▶ Problem
Collect all the lines that mention the word "FRED".

═══ The data ═══

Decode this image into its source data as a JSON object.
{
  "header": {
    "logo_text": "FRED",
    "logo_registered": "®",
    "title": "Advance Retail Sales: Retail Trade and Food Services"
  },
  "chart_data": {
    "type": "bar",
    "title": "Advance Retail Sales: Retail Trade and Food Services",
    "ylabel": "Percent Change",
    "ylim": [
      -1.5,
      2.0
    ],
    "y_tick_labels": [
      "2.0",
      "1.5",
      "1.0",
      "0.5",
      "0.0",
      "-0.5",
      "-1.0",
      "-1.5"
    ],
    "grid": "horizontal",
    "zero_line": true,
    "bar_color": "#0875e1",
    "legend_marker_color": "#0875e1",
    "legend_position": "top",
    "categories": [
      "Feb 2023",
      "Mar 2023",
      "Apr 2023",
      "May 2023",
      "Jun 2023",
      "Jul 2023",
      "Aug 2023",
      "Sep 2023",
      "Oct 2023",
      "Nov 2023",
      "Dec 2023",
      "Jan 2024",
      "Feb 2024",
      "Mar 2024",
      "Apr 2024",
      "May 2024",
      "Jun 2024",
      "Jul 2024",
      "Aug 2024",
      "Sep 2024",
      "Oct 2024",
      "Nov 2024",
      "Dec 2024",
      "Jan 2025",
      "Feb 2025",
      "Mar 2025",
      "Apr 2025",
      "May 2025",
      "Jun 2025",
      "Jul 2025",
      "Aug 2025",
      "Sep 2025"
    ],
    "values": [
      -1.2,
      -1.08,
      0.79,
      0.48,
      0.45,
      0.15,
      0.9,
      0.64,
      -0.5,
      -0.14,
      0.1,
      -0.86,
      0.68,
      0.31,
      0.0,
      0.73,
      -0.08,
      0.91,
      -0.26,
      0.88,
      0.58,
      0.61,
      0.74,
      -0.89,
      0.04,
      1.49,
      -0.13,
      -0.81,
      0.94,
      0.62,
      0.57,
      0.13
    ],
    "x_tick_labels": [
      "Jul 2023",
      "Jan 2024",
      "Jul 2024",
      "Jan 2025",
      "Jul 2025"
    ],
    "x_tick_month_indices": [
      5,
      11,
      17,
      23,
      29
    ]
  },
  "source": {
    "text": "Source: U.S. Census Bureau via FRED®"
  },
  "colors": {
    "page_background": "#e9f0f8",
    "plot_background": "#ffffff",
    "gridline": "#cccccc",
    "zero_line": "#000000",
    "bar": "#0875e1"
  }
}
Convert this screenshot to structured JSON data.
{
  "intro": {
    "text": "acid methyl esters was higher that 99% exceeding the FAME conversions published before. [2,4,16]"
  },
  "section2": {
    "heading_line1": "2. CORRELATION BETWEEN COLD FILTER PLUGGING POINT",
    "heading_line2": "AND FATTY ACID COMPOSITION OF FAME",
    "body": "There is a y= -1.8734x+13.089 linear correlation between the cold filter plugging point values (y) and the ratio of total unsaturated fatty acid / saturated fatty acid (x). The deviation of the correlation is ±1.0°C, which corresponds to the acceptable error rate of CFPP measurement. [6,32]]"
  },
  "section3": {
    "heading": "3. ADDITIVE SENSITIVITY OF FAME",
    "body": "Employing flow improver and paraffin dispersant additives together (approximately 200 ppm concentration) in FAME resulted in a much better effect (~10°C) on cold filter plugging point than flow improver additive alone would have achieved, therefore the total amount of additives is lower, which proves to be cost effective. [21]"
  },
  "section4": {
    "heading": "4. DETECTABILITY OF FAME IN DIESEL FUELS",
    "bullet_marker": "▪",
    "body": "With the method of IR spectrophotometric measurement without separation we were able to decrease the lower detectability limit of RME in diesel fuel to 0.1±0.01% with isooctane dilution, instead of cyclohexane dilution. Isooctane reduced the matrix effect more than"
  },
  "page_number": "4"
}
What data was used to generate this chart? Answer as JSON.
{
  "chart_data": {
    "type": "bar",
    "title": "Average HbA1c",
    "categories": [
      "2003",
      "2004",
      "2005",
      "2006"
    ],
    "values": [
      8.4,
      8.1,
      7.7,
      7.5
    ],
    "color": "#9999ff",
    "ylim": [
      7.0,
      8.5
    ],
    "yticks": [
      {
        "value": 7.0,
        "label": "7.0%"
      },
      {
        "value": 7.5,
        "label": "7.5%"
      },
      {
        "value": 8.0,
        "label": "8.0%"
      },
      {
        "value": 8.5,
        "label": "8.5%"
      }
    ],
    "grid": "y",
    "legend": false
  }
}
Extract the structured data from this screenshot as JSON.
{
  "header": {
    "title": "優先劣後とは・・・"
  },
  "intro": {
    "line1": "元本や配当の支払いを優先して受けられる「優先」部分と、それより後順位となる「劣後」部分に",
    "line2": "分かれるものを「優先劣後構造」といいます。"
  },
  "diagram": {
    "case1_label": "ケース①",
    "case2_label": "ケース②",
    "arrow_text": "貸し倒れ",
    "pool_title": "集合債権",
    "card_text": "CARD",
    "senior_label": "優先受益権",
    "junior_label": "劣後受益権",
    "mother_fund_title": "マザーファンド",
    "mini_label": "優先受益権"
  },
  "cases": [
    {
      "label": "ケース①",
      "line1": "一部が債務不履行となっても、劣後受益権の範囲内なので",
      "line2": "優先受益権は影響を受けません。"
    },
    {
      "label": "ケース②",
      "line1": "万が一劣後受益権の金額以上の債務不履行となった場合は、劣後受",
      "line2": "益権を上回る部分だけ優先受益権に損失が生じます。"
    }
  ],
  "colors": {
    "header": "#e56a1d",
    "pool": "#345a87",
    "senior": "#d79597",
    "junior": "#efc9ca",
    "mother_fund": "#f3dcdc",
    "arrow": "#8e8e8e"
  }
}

═══

▶ The completed task
    "logo_text": "FRED",
    "text": "Source: U.S. Census Bureau via FRED®"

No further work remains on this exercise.